[BEGIN EXCERPTED DATA]
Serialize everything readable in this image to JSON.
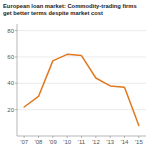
{
  "chart_data": {
    "type": "line",
    "title": "European loan market: Commodity-trading firms\nget better terms despite market cost",
    "categories": [
      "'07",
      "'08",
      "'09",
      "'10",
      "'11",
      "'12",
      "'13",
      "'14",
      "'15"
    ],
    "values": [
      22,
      30,
      57,
      62,
      61,
      44,
      38,
      37,
      8
    ],
    "color": "#E07820",
    "ylim": [
      0,
      85
    ],
    "yticks": [
      20,
      40,
      60,
      80
    ],
    "grid": true
  }
}
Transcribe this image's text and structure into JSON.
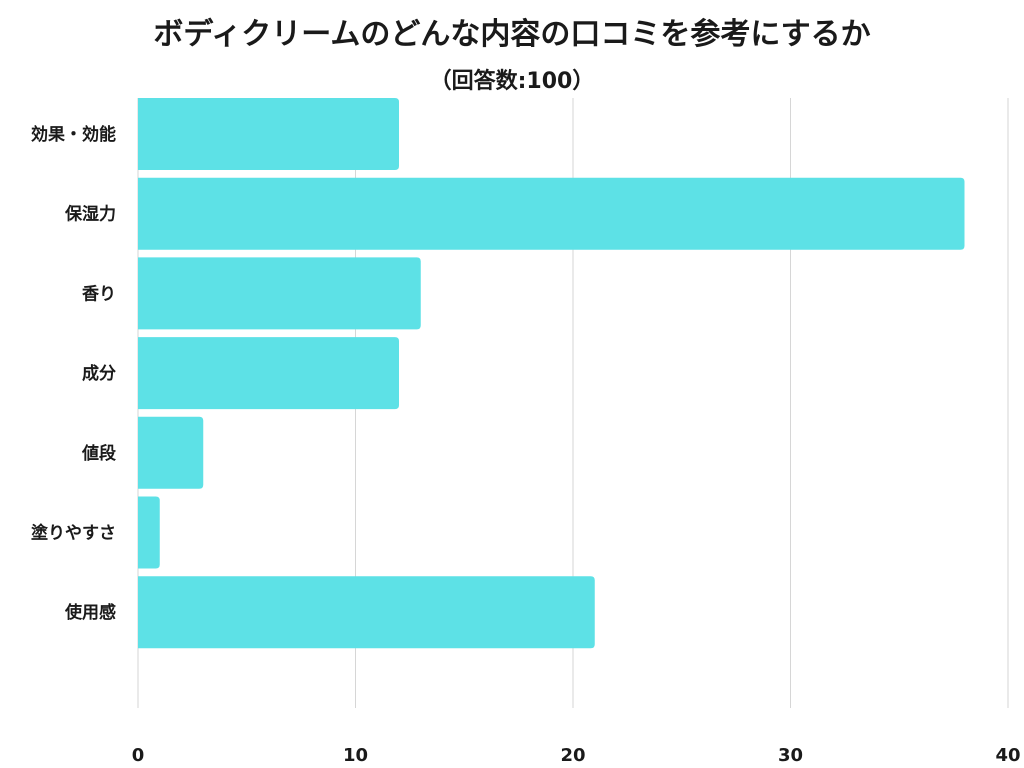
[END EXCERPTED DATA]
• **GIVEN PROBLEM**
Repeat the records word for word. Any picture in them should be left out.

• **SOLUTION FOR THIS PROBLEM**
Serialize everything readable in this image to JSON.
{
  "chart_data": {
    "type": "line",
    "title": "European loan market: Commodity-trading firms\nget better terms despite market cost",
    "categories": [
      "'07",
      "'08",
      "'09",
      "'10",
      "'11",
      "'12",
      "'13",
      "'14",
      "'15"
    ],
    "values": [
      22,
      30,
      57,
      62,
      61,
      44,
      38,
      37,
      8
    ],
    "color": "#E07820",
    "ylim": [
      0,
      85
    ],
    "yticks": [
      20,
      40,
      60,
      80
    ],
    "grid": true
  }
}
Transcribe this image's text and structure into JSON.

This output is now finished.